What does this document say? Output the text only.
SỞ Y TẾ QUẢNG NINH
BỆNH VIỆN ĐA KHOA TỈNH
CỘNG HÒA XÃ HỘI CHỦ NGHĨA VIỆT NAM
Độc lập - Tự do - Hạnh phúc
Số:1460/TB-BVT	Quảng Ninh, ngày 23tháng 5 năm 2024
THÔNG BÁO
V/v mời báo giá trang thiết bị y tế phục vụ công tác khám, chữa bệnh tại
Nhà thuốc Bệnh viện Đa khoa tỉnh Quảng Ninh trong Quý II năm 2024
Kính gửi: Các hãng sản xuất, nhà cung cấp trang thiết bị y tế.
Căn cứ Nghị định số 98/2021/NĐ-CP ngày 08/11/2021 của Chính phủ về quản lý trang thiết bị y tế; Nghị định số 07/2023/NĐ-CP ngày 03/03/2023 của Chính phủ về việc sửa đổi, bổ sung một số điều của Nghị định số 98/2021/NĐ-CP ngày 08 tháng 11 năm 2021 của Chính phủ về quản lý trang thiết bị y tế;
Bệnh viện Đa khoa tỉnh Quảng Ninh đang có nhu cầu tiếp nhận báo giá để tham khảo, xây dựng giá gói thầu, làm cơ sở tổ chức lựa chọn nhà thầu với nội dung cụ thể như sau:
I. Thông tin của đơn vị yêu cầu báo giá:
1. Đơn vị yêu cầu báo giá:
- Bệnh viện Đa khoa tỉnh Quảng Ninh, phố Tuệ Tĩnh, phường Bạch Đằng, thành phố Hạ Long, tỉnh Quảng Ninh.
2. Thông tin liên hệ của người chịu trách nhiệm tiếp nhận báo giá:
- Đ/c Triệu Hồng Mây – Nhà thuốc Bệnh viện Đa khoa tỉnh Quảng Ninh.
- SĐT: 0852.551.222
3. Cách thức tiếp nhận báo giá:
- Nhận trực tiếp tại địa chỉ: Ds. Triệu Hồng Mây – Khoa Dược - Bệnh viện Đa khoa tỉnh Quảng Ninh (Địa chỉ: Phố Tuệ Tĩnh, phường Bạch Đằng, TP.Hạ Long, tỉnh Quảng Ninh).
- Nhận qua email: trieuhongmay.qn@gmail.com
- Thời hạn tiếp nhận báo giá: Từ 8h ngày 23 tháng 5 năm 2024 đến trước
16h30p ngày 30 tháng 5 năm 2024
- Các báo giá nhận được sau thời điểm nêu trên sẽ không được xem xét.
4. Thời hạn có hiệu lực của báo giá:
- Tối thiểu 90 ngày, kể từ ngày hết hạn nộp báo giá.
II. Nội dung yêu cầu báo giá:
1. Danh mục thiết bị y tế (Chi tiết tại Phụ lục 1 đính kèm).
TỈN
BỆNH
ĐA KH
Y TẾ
==============================
■ **Direction**
Select every line in the material above where the string "thuốc" occurs, and copy it.

■ **The answer**
Nhà thuốc Bệnh viện Đa khoa tỉnh Quảng Ninh trong Quý II năm 2024
- Đ/c Triệu Hồng Mây – Nhà thuốc Bệnh viện Đa khoa tỉnh Quảng Ninh.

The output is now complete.